• _JOB_
Copy the rows from the start through the line containing "sent-chart: 1000 kB/s 100 kB/s xyxy=(1111,778,1516,1080)", substituting "Received 52 MB" for "Received 43 MB" and leaving everything else unchanged.

• _DATASET ROWS_
☆ ☆ ☆ ☆ ☆ ☆ ☆

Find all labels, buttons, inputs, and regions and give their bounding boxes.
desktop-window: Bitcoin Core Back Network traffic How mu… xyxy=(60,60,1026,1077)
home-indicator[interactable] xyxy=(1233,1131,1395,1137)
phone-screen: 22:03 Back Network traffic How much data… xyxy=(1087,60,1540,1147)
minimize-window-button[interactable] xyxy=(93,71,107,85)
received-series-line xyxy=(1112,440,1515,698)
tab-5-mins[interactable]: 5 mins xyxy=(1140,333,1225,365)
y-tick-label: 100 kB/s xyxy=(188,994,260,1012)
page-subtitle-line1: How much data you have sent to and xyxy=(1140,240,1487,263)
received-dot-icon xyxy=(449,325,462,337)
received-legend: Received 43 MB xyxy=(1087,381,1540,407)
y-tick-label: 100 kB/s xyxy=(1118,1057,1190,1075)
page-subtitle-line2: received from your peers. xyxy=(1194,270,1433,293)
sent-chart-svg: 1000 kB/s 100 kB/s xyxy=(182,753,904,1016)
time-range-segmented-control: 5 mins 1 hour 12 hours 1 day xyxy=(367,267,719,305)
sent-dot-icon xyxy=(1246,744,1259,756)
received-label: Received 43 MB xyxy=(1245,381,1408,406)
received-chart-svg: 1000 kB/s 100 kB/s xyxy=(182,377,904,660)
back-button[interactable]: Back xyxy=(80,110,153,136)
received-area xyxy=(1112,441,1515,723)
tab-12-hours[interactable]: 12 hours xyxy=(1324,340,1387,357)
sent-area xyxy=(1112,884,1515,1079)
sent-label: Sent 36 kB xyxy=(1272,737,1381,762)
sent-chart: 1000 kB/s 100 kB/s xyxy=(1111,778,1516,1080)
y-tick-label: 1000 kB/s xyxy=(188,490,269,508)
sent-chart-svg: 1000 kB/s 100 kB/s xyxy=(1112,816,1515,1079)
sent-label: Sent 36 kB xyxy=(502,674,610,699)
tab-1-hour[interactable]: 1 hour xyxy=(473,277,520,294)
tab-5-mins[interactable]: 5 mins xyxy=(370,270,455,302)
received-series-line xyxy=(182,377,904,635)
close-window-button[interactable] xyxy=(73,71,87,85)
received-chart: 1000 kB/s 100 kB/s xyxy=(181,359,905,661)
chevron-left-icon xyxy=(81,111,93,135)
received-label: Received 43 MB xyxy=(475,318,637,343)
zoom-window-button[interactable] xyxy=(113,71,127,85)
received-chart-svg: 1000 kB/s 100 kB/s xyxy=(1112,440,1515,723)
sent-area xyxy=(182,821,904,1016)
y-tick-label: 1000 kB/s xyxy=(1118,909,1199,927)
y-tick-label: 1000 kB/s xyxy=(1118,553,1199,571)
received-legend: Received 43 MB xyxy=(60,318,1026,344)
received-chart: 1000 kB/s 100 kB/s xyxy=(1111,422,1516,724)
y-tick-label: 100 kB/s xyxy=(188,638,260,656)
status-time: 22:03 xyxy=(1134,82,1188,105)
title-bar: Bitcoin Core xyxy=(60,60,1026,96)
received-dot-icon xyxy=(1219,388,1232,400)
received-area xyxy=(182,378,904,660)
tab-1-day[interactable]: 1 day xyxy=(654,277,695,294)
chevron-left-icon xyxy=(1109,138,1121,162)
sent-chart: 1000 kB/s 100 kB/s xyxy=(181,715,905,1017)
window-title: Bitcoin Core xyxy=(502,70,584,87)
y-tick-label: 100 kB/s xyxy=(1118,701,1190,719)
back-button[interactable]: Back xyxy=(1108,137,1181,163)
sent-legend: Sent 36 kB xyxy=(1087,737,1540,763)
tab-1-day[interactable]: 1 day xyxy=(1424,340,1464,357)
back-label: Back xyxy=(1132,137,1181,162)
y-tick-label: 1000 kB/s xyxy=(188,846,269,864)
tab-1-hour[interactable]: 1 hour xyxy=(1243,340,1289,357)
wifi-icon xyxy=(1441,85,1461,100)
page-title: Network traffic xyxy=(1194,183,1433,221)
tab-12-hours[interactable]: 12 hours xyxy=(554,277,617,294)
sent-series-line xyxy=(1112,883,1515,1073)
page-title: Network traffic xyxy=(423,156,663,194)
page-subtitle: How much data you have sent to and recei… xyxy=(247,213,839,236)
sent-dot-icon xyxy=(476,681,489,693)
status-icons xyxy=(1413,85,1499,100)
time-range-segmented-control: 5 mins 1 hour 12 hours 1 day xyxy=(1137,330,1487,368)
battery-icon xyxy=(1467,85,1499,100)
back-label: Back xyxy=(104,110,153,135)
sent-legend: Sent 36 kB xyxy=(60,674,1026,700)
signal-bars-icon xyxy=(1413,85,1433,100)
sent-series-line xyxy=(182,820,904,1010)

☆ ☆ ☆ ☆ ☆ ☆ ☆

• _RESPONSE_
Find all labels, buttons, inputs, and regions and give their bounding boxes.
desktop-window: Bitcoin Core Back Network traffic How mu… xyxy=(60,60,1026,1077)
home-indicator[interactable] xyxy=(1233,1131,1395,1137)
phone-screen: 22:03 Back Network traffic How much data… xyxy=(1087,60,1540,1147)
minimize-window-button[interactable] xyxy=(93,71,107,85)
received-series-line xyxy=(1112,440,1515,698)
tab-5-mins[interactable]: 5 mins xyxy=(1140,333,1225,365)
y-tick-label: 100 kB/s xyxy=(188,994,260,1012)
page-subtitle-line1: How much data you have sent to and xyxy=(1140,240,1487,263)
received-dot-icon xyxy=(449,325,462,337)
received-legend: Received 52 MB xyxy=(1087,381,1540,407)
y-tick-label: 100 kB/s xyxy=(1118,1057,1190,1075)
page-subtitle-line2: received from your peers. xyxy=(1194,270,1433,293)
sent-chart-svg: 1000 kB/s 100 kB/s xyxy=(182,753,904,1016)
time-range-segmented-control: 5 mins 1 hour 12 hours 1 day xyxy=(367,267,719,305)
sent-dot-icon xyxy=(1246,744,1259,756)
received-label: Received 52 MB xyxy=(1245,381,1408,406)
received-chart-svg: 1000 kB/s 100 kB/s xyxy=(182,377,904,660)
back-button[interactable]: Back xyxy=(80,110,153,136)
received-area xyxy=(1112,441,1515,723)
tab-12-hours[interactable]: 12 hours xyxy=(1324,340,1387,357)
sent-area xyxy=(1112,884,1515,1079)
sent-label: Sent 36 kB xyxy=(1272,737,1381,762)
sent-chart: 1000 kB/s 100 kB/s xyxy=(1111,778,1516,1080)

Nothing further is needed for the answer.